* _WHAT IS REQUIRED_
Copy down every line where the string "Pictures" shows up.

####

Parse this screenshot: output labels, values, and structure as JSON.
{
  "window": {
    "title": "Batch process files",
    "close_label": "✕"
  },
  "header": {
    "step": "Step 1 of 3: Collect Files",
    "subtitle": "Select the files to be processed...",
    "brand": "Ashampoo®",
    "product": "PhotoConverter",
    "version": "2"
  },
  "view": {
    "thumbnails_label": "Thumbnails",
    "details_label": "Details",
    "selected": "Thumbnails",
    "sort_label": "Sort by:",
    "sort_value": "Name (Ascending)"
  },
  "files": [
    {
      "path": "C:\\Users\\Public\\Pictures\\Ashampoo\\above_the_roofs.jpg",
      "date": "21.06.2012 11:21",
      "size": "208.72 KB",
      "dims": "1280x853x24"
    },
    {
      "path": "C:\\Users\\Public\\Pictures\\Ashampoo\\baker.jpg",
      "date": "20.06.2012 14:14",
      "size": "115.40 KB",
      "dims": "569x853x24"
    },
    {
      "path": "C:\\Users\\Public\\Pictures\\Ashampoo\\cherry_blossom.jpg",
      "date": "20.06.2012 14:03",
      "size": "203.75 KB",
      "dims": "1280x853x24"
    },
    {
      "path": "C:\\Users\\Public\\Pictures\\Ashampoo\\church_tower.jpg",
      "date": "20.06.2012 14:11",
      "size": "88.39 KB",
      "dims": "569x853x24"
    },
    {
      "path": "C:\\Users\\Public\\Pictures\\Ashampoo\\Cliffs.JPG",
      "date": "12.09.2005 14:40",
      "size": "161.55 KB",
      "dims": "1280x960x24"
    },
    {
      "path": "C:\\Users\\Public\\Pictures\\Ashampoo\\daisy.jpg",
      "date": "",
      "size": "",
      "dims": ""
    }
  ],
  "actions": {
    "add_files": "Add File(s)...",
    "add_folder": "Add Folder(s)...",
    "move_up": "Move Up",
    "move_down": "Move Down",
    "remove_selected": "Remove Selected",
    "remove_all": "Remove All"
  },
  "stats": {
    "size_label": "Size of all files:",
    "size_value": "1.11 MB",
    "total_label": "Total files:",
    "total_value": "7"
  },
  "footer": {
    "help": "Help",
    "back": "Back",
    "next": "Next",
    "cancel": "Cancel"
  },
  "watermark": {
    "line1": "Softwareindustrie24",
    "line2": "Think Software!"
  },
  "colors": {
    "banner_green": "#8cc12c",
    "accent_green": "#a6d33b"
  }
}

####

* _EXERCISE RESPONSE_
      "path": "C:\\Users\\Public\\Pictures\\Ashampoo\\above_the_roofs.jpg",
      "path": "C:\\Users\\Public\\Pictures\\Ashampoo\\baker.jpg",
      "path": "C:\\Users\\Public\\Pictures\\Ashampoo\\cherry_blossom.jpg",
      "path": "C:\\Users\\Public\\Pictures\\Ashampoo\\church_tower.jpg",
      "path": "C:\\Users\\Public\\Pictures\\Ashampoo\\Cliffs.JPG",
      "path": "C:\\Users\\Public\\Pictures\\Ashampoo\\daisy.jpg",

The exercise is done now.